Aim: Copy each line with the word "sozial" in it.

[Data entries]

* * *

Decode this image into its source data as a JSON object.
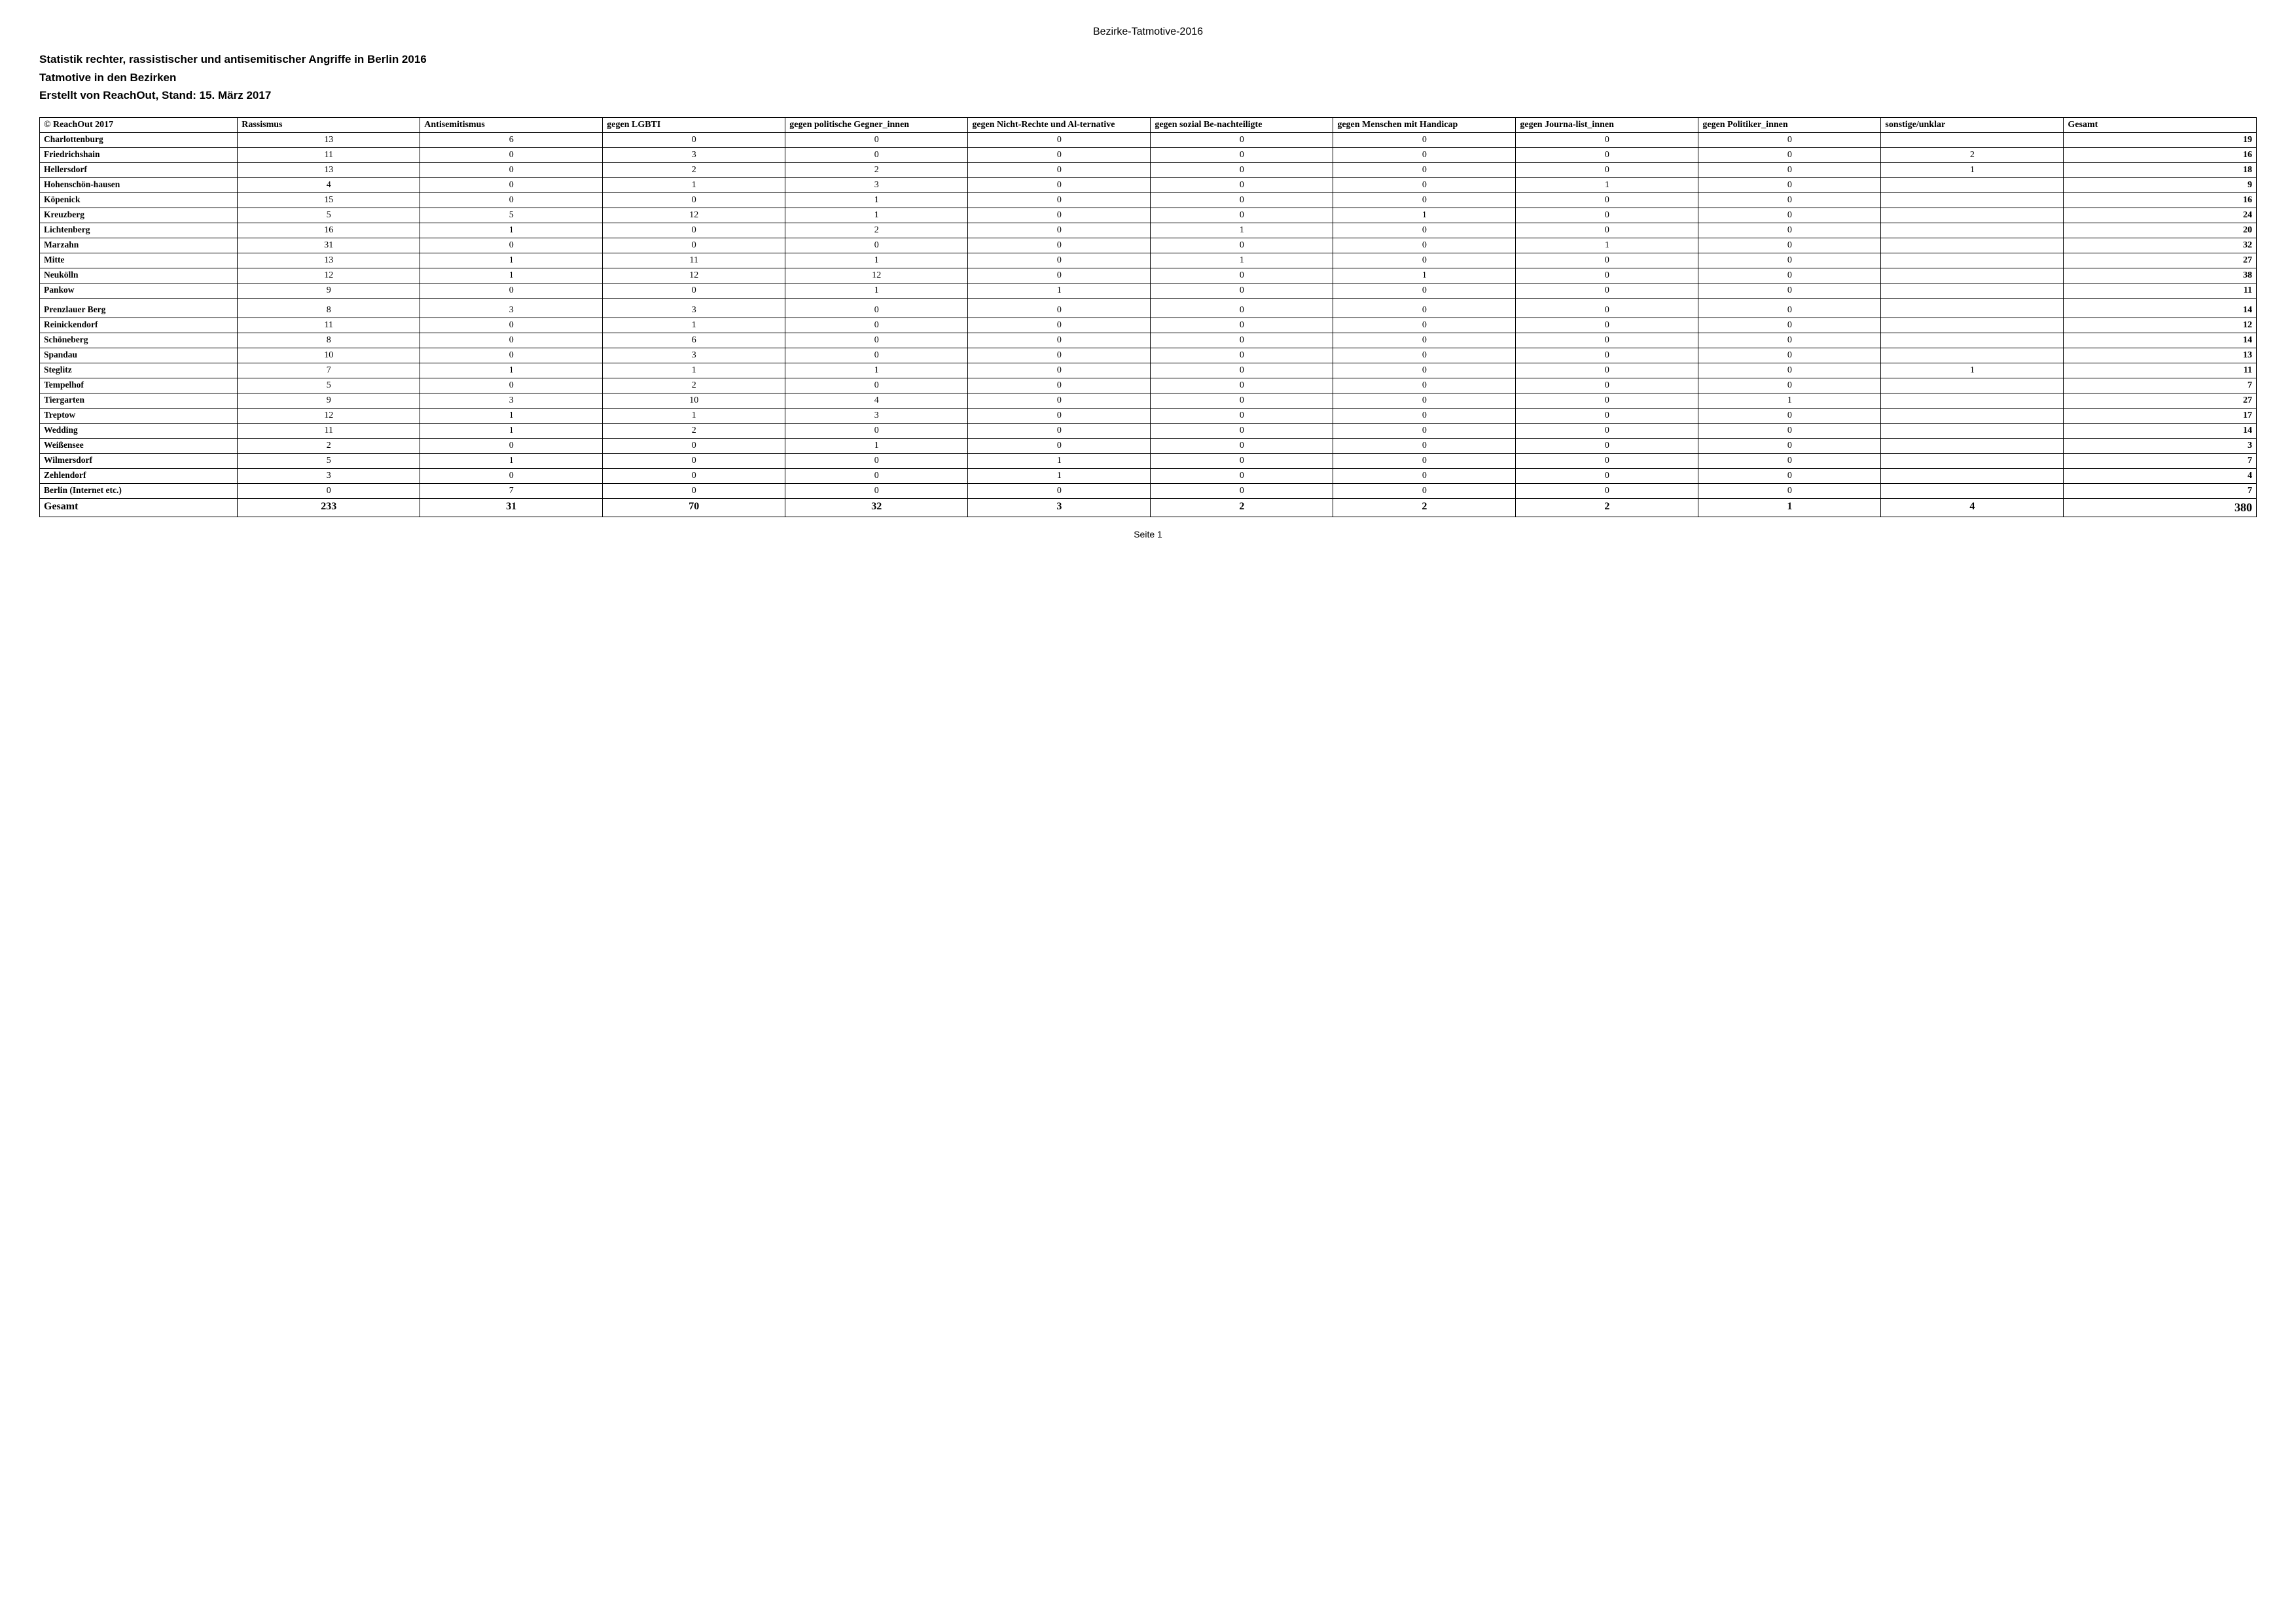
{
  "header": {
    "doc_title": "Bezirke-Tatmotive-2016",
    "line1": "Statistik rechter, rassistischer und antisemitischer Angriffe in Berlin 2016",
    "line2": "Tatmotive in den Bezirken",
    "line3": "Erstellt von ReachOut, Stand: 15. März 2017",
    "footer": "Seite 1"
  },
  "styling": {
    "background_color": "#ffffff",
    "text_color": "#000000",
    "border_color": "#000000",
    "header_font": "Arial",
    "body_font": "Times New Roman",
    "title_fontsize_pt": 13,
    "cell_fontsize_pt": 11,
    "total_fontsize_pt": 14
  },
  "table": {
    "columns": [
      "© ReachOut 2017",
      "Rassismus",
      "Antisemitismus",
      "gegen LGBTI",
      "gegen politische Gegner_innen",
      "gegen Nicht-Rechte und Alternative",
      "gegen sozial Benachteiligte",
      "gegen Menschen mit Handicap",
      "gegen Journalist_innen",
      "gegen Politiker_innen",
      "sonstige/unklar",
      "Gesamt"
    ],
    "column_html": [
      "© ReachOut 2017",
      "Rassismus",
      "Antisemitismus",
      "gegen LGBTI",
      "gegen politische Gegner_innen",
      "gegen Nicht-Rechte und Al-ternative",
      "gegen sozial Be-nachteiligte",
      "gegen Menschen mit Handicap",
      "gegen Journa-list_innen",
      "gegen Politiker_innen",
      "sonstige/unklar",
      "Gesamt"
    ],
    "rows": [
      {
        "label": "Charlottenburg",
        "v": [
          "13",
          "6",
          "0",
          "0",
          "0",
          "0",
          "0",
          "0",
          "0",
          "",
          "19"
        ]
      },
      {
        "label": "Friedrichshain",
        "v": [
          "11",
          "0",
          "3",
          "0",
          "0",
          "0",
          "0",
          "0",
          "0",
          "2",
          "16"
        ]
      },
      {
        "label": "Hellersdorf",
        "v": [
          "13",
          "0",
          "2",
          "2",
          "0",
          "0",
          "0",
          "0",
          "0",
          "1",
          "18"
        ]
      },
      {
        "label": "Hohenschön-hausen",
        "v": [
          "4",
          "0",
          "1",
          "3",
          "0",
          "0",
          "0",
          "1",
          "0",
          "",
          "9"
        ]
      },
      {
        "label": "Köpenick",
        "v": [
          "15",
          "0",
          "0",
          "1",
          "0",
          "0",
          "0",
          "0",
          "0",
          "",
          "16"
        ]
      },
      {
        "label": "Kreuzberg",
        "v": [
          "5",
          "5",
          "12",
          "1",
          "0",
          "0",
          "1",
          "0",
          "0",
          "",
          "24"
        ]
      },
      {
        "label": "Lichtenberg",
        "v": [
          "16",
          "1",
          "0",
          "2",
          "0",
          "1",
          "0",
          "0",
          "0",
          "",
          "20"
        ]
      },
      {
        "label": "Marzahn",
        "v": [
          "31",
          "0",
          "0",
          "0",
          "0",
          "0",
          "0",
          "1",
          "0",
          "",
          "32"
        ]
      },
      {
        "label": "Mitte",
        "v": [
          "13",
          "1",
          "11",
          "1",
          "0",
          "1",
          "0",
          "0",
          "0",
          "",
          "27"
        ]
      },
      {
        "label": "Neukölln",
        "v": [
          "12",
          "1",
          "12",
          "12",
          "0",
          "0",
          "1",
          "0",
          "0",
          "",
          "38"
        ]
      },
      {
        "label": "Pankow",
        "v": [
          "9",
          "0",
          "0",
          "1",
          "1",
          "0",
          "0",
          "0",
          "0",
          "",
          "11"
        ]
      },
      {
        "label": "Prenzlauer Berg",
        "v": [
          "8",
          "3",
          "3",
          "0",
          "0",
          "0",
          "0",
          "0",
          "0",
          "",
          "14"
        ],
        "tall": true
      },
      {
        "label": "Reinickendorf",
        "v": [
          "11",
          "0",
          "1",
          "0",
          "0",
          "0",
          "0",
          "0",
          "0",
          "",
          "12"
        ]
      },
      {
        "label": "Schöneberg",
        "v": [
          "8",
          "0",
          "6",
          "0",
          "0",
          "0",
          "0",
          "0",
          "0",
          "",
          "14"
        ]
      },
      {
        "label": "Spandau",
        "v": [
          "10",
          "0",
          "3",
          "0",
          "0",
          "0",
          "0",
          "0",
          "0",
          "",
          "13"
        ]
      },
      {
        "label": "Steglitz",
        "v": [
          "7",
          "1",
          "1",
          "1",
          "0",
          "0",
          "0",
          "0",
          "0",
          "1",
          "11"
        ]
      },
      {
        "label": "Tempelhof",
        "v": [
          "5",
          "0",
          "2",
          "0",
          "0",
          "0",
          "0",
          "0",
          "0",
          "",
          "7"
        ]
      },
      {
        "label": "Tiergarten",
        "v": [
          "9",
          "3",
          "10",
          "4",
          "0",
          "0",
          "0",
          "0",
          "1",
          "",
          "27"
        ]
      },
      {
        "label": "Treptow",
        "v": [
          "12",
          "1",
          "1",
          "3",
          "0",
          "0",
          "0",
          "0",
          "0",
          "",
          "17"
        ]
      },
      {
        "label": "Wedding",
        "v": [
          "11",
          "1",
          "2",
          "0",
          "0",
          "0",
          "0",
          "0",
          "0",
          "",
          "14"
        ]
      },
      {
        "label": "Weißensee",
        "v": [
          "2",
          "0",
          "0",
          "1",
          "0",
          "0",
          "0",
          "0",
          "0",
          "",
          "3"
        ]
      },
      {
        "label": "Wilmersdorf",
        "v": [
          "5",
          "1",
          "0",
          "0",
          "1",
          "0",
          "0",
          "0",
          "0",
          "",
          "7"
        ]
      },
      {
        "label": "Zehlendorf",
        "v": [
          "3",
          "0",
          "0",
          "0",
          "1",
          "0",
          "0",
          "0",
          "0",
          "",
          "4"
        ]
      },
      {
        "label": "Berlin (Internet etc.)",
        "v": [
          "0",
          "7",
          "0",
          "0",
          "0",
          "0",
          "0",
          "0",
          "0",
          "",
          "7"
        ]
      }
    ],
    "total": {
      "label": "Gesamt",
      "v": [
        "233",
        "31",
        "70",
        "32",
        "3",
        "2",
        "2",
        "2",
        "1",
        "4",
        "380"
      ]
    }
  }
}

* * *

Result of the exercise:
      "gegen sozial Benachteiligte",
      "gegen sozial Be-nachteiligte",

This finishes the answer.